======== ENTRIES
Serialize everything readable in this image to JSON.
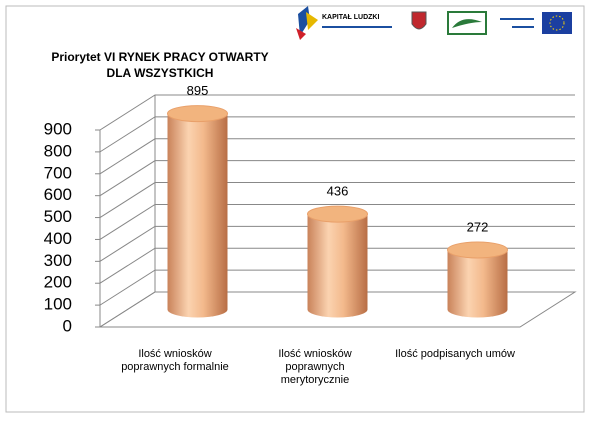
{
  "chart_data": {
    "type": "bar3d",
    "title": [
      "Priorytet VI RYNEK PRACY OTWARTY",
      "DLA WSZYSTKICH"
    ],
    "logo_text": "KAPITAŁ LUDZKI",
    "categories": [
      "Ilość wniosków poprawnych formalnie",
      "Ilość wniosków poprawnych merytorycznie",
      "Ilość podpisanych umów"
    ],
    "values": [
      895,
      436,
      272
    ],
    "color": "#f2b47e",
    "ylim": [
      0,
      900
    ],
    "yticks": [
      0,
      100,
      200,
      300,
      400,
      500,
      600,
      700,
      800,
      900
    ],
    "grid": true
  }
}
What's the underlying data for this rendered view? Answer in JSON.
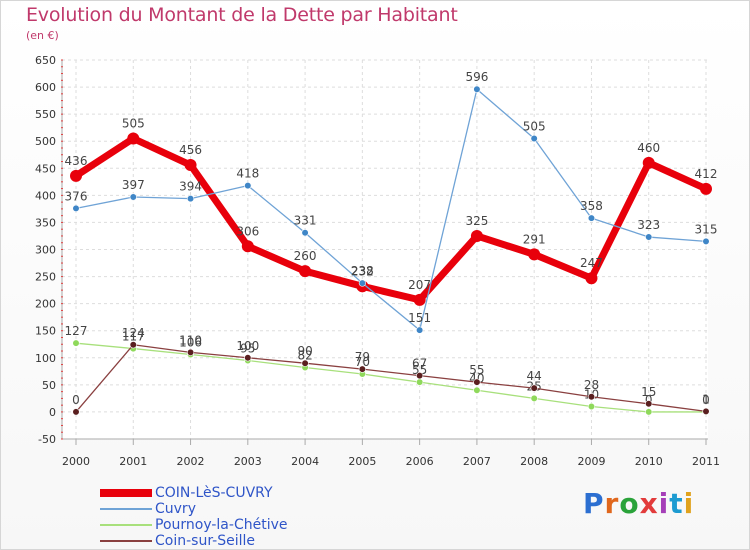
{
  "header": {
    "title": "Evolution du Montant de la Dette par Habitant",
    "subtitle": "(en €)"
  },
  "brand": {
    "text": "Proxiti",
    "letter_colors": [
      "#2c6fd1",
      "#e0671d",
      "#2aa33a",
      "#e23b3b",
      "#a53fb8",
      "#1d9bd1",
      "#e0a21d"
    ]
  },
  "chart_data": {
    "type": "line",
    "title": "Evolution du Montant de la Dette par Habitant",
    "subtitle": "(en €)",
    "xlabel": "",
    "ylabel": "",
    "x": [
      "2000",
      "2001",
      "2002",
      "2003",
      "2004",
      "2005",
      "2006",
      "2007",
      "2008",
      "2009",
      "2010",
      "2011"
    ],
    "ylim": [
      -50,
      650
    ],
    "yticks": [
      -50,
      0,
      50,
      100,
      150,
      200,
      250,
      300,
      350,
      400,
      450,
      500,
      550,
      600,
      650
    ],
    "grid": true,
    "legend": "bottom-left",
    "series": [
      {
        "name": "COIN-LèS-CUVRY",
        "color": "#e8000b",
        "marker_color": "#e8000b",
        "width": 7,
        "values": [
          436,
          505,
          456,
          306,
          260,
          232,
          207,
          325,
          291,
          247,
          460,
          412
        ],
        "labels": [
          "436",
          "505",
          "456",
          "306",
          "260",
          "232",
          "207",
          "325",
          "291",
          "247",
          "460",
          "412"
        ]
      },
      {
        "name": "Cuvry",
        "color": "#6fa3d6",
        "marker_color": "#3f86c7",
        "width": 1.3,
        "values": [
          376,
          397,
          394,
          418,
          331,
          238,
          151,
          596,
          505,
          358,
          323,
          315
        ],
        "labels": [
          "376",
          "397",
          "394",
          "418",
          "331",
          "238",
          "151",
          "596",
          "505",
          "358",
          "323",
          "315"
        ]
      },
      {
        "name": "Pournoy-la-Chétive",
        "color": "#a8e07c",
        "marker_color": "#8fd95b",
        "width": 1.3,
        "values": [
          127,
          117,
          106,
          95,
          82,
          70,
          55,
          40,
          25,
          10,
          0,
          0
        ],
        "labels": [
          "127",
          "117",
          "106",
          "95",
          "82",
          "70",
          "55",
          "40",
          "25",
          "10",
          "0",
          "0"
        ]
      },
      {
        "name": "Coin-sur-Seille",
        "color": "#8a4040",
        "marker_color": "#5a1f1f",
        "width": 1.3,
        "values": [
          0,
          124,
          110,
          100,
          90,
          79,
          67,
          55,
          44,
          28,
          15,
          1
        ],
        "labels": [
          "0",
          "124",
          "110",
          "100",
          "90",
          "79",
          "67",
          "55",
          "44",
          "28",
          "15",
          "1"
        ]
      }
    ]
  }
}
================
Copy each line of the records containing the string "wniosków".

      "Ilość wniosków poprawnych formalnie",
      "Ilość wniosków poprawnych merytorycznie",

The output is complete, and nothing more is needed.